Saved data entries:
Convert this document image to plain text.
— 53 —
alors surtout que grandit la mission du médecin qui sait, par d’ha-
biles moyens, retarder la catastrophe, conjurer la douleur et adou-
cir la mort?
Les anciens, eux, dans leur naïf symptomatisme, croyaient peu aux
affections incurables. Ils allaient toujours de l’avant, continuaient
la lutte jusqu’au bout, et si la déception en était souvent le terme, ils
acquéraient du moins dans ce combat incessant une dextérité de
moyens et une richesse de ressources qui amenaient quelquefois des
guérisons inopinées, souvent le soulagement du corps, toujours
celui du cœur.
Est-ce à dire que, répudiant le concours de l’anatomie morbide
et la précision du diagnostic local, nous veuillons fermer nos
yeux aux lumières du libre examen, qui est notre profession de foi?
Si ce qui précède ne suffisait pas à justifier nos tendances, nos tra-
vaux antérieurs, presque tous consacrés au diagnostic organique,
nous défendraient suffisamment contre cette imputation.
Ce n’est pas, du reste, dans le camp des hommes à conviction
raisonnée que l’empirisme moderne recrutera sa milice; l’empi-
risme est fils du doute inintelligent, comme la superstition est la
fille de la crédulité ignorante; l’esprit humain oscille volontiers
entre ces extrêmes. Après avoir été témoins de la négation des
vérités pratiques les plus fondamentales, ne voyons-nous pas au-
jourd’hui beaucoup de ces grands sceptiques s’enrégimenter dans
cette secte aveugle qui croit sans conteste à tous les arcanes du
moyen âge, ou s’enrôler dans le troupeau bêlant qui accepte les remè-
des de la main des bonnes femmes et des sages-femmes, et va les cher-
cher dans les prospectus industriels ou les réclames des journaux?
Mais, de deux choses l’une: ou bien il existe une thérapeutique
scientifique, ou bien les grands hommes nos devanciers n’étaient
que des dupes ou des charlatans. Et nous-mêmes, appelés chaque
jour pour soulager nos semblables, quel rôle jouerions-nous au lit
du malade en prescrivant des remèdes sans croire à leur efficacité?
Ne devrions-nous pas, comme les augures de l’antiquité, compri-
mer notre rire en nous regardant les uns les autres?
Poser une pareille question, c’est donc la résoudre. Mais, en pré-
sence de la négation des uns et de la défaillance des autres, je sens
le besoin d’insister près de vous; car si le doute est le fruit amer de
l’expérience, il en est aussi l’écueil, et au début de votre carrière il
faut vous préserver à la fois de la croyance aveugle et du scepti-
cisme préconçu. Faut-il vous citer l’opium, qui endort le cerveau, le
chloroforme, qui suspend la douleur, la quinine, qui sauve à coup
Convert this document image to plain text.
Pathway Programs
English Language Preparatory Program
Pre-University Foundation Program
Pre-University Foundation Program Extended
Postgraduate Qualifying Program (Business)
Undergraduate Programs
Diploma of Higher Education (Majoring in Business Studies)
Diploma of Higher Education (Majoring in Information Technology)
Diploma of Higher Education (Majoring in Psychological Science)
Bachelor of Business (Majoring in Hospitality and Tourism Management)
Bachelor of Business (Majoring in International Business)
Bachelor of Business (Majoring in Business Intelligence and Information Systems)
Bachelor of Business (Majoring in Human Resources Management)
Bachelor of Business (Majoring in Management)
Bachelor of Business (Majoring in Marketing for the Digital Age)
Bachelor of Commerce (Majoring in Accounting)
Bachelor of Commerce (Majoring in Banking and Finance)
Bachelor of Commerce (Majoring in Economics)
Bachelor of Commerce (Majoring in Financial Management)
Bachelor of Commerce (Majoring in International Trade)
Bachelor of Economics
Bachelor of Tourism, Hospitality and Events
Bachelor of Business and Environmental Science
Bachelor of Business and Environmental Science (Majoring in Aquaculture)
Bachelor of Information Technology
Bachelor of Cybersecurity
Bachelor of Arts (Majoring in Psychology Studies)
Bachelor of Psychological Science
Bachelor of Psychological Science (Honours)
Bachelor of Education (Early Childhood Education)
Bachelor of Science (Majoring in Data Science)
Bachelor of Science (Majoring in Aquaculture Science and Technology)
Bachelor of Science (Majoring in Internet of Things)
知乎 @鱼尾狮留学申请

PROBLEM TO SOLVE: Copy down the whole of the data above, matching it exactly.

ANSWER TO THE EXERCISE:
Convert this document image to plain text.
— 53 —
alors surtout que grandit la mission du médecin qui sait, par d’ha-
biles moyens, retarder la catastrophe, conjurer la douleur et adou-
cir la mort?
Les anciens, eux, dans leur naïf symptomatisme, croyaient peu aux
affections incurables. Ils allaient toujours de l’avant, continuaient
la lutte jusqu’au bout, et si la déception en était souvent le terme, ils
acquéraient du moins dans ce combat incessant une dextérité de
moyens et une richesse de ressources qui amenaient quelquefois des
guérisons inopinées, souvent le soulagement du corps, toujours
celui du cœur.
Est-ce à dire que, répudiant le concours de l’anatomie morbide
et la précision du diagnostic local, nous veuillons fermer nos
yeux aux lumières du libre examen, qui est notre profession de foi?
Si ce qui précède ne suffisait pas à justifier nos tendances, nos tra-
vaux antérieurs, presque tous consacrés au diagnostic organique,
nous défendraient suffisamment contre cette imputation.
Ce n’est pas, du reste, dans le camp des hommes à conviction
raisonnée que l’empirisme moderne recrutera sa milice; l’empi-
risme est fils du doute inintelligent, comme la superstition est la
fille de la crédulité ignorante; l’esprit humain oscille volontiers
entre ces extrêmes. Après avoir été témoins de la négation des
vérités pratiques les plus fondamentales, ne voyons-nous pas au-
jourd’hui beaucoup de ces grands sceptiques s’enrégimenter dans
cette secte aveugle qui croit sans conteste à tous les arcanes du
moyen âge, ou s’enrôler dans le troupeau bêlant qui accepte les remè-
des de la main des bonnes femmes et des sages-femmes, et va les cher-
cher dans les prospectus industriels ou les réclames des journaux?
Mais, de deux choses l’une: ou bien il existe une thérapeutique
scientifique, ou bien les grands hommes nos devanciers n’étaient
que des dupes ou des charlatans. Et nous-mêmes, appelés chaque
jour pour soulager nos semblables, quel rôle jouerions-nous au lit
du malade en prescrivant des remèdes sans croire à leur efficacité?
Ne devrions-nous pas, comme les augures de l’antiquité, compri-
mer notre rire en nous regardant les uns les autres?
Poser une pareille question, c’est donc la résoudre. Mais, en pré-
sence de la négation des uns et de la défaillance des autres, je sens
le besoin d’insister près de vous; car si le doute est le fruit amer de
l’expérience, il en est aussi l’écueil, et au début de votre carrière il
faut vous préserver à la fois de la croyance aveugle et du scepti-
cisme préconçu. Faut-il vous citer l’opium, qui endort le cerveau, le
chloroforme, qui suspend la douleur, la quinine, qui sauve à coup
Convert this document image to plain text.
Pathway Programs
English Language Preparatory Program
Pre-University Foundation Program
Pre-University Foundation Program Extended
Postgraduate Qualifying Program (Business)
Undergraduate Programs
Diploma of Higher Education (Majoring in Business Studies)
Diploma of Higher Education (Majoring in Information Technology)
Diploma of Higher Education (Majoring in Psychological Science)
Bachelor of Business (Majoring in Hospitality and Tourism Management)
Bachelor of Business (Majoring in International Business)
Bachelor of Business (Majoring in Business Intelligence and Information Systems)
Bachelor of Business (Majoring in Human Resources Management)
Bachelor of Business (Majoring in Management)
Bachelor of Business (Majoring in Marketing for the Digital Age)
Bachelor of Commerce (Majoring in Accounting)
Bachelor of Commerce (Majoring in Banking and Finance)
Bachelor of Commerce (Majoring in Economics)
Bachelor of Commerce (Majoring in Financial Management)
Bachelor of Commerce (Majoring in International Trade)
Bachelor of Economics
Bachelor of Tourism, Hospitality and Events
Bachelor of Business and Environmental Science
Bachelor of Business and Environmental Science (Majoring in Aquaculture)
Bachelor of Information Technology
Bachelor of Cybersecurity
Bachelor of Arts (Majoring in Psychology Studies)
Bachelor of Psychological Science
Bachelor of Psychological Science (Honours)
Bachelor of Education (Early Childhood Education)
Bachelor of Science (Majoring in Data Science)
Bachelor of Science (Majoring in Aquaculture Science and Technology)
Bachelor of Science (Majoring in Internet of Things)
知乎 @鱼尾狮留学申请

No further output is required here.